TASK TO CARRY OUT: Pull every line containing "implicitno" from the entries.

EXTRACTED DATA:
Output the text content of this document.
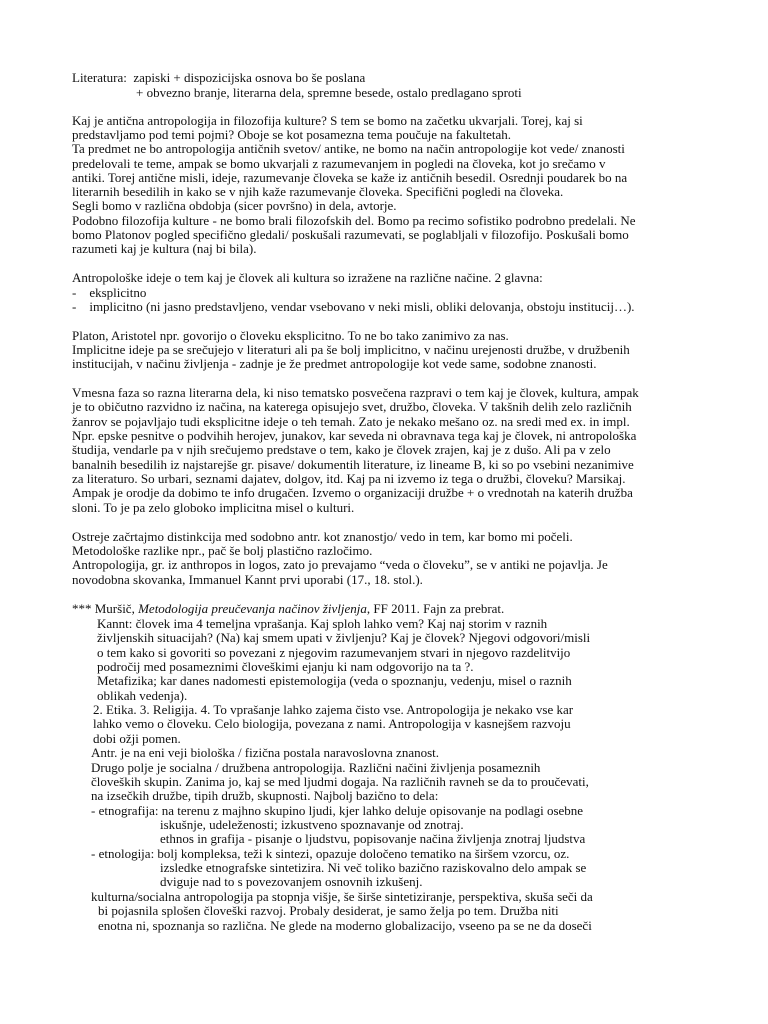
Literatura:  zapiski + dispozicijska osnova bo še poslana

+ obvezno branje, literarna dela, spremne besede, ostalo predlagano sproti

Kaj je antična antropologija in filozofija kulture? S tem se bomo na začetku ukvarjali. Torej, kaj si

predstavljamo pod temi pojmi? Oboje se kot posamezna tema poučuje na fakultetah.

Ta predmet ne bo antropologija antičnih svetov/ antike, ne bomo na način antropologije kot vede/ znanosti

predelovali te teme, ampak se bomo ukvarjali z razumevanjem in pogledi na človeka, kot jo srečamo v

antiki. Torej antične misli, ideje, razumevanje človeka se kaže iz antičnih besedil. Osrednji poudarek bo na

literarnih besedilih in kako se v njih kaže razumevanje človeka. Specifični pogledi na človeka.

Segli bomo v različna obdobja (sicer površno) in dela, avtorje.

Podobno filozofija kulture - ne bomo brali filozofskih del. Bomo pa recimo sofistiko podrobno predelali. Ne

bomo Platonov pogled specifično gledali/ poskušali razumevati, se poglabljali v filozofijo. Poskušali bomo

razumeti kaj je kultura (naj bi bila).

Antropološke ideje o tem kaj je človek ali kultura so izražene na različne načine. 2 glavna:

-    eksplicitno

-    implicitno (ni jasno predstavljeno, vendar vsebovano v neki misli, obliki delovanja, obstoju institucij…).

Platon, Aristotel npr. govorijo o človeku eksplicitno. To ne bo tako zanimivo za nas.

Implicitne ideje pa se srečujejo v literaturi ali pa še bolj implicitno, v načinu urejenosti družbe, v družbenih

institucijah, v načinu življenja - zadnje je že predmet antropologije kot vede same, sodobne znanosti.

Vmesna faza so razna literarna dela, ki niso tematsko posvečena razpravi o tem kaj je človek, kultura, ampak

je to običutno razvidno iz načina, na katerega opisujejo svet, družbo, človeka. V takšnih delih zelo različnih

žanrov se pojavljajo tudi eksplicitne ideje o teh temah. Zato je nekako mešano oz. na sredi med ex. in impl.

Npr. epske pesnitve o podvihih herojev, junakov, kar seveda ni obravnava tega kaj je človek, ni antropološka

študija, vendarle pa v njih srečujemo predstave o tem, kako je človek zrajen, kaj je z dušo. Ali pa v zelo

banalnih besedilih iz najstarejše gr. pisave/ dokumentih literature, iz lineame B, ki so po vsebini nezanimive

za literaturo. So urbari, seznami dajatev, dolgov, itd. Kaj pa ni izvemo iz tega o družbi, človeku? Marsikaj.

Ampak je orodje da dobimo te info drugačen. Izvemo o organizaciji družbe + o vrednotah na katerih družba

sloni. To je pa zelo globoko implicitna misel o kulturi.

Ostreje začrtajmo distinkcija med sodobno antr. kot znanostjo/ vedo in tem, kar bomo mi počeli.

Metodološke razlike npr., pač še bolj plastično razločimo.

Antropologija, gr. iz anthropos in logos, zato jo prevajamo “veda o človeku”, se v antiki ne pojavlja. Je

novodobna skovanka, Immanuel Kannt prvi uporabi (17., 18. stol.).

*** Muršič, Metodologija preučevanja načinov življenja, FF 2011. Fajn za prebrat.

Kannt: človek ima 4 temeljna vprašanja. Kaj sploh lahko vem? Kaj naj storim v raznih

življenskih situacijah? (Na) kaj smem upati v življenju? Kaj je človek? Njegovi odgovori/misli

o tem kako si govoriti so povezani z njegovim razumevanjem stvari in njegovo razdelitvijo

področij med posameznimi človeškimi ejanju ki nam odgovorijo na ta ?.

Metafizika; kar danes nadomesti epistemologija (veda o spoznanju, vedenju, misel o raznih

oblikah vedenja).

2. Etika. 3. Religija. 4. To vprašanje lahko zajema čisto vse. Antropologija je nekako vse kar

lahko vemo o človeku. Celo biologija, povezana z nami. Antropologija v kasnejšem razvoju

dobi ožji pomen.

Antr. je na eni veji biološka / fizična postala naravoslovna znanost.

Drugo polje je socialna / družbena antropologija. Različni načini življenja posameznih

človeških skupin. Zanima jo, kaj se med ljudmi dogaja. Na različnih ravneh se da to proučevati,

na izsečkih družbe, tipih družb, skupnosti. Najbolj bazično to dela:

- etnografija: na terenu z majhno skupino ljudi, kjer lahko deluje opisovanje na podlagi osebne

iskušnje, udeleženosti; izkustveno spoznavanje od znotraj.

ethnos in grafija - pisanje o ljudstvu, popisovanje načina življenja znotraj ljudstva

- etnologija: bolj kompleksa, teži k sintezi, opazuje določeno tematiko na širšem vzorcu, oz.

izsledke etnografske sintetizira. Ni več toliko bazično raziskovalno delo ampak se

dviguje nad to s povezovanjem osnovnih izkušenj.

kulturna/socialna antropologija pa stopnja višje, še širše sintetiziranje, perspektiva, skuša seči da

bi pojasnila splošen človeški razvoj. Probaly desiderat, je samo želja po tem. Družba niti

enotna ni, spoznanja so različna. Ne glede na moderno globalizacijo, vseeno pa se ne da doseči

==

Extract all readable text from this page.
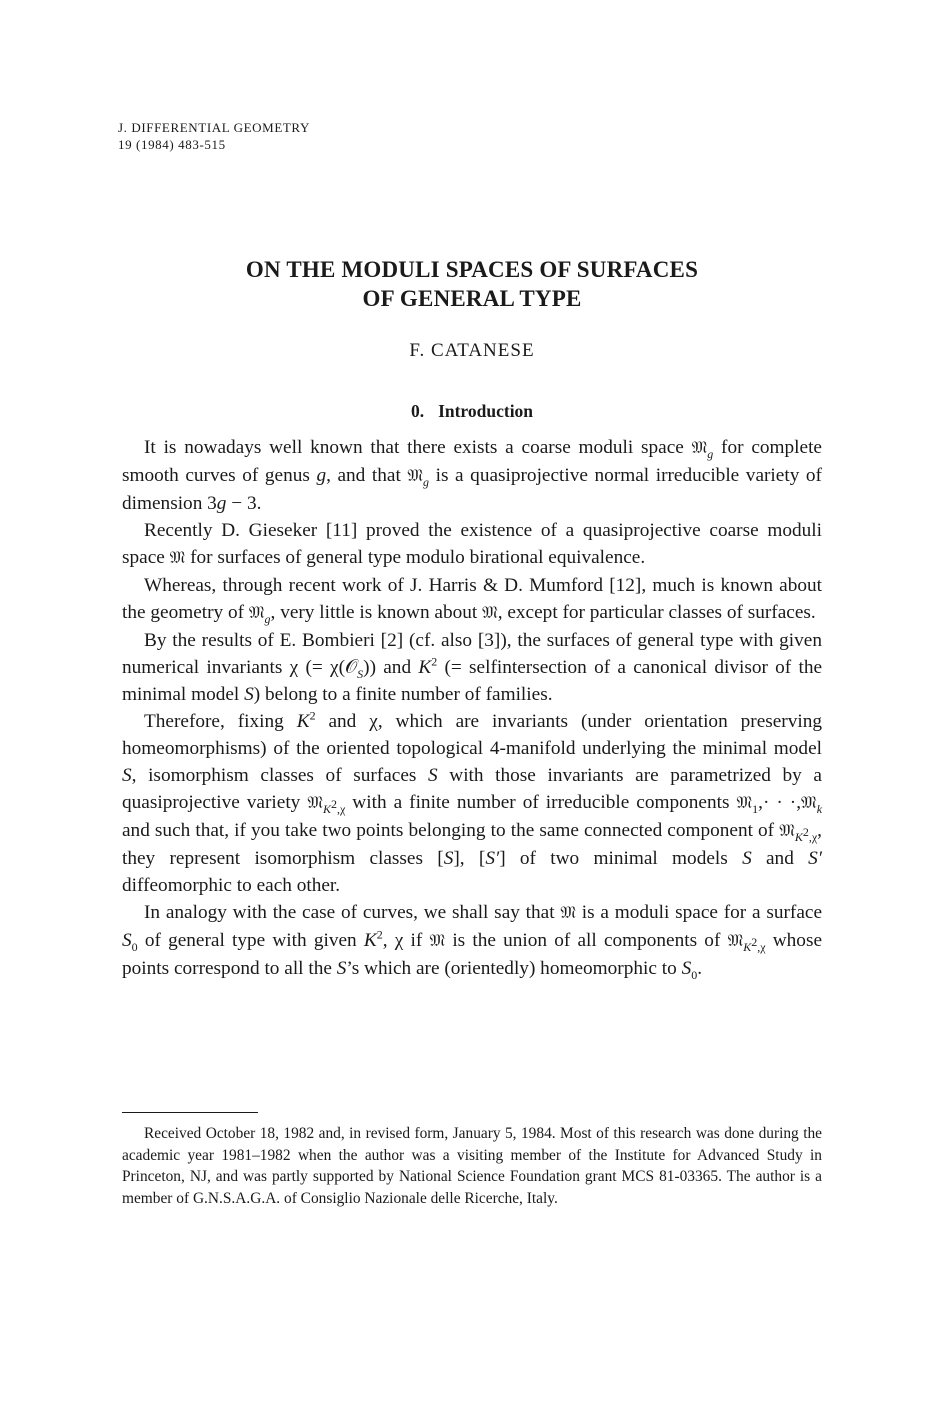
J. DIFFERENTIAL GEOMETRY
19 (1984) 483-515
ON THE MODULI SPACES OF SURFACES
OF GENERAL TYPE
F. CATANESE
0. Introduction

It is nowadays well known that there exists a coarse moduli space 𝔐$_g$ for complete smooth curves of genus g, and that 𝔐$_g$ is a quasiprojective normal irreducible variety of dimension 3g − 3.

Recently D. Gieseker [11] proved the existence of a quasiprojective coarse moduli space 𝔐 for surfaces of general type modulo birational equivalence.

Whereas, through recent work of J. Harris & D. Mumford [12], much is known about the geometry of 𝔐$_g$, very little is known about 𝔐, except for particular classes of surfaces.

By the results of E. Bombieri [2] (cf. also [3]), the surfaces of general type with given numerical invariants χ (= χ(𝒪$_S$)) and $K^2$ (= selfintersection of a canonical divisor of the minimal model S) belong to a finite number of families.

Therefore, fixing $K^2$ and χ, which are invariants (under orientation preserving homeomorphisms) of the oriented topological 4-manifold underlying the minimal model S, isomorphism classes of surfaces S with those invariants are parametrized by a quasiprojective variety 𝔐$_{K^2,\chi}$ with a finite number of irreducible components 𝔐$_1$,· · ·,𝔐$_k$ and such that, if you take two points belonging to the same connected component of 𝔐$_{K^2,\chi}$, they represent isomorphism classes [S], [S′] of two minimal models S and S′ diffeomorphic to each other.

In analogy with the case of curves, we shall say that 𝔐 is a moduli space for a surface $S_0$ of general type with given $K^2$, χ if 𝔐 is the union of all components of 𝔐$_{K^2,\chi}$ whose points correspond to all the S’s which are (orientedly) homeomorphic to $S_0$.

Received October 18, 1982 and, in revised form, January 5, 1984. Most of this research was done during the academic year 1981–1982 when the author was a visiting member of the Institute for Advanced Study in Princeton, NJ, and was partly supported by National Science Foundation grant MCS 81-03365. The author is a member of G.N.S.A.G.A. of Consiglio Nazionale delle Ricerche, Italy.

EXERCISE ANSWER:
-    implicitno (ni jasno predstavljeno, vendar vsebovano v neki misli, obliki delovanja, obstoju institucij…).
Implicitne ideje pa se srečujejo v literaturi ali pa še bolj implicitno, v načinu urejenosti družbe, v družbenih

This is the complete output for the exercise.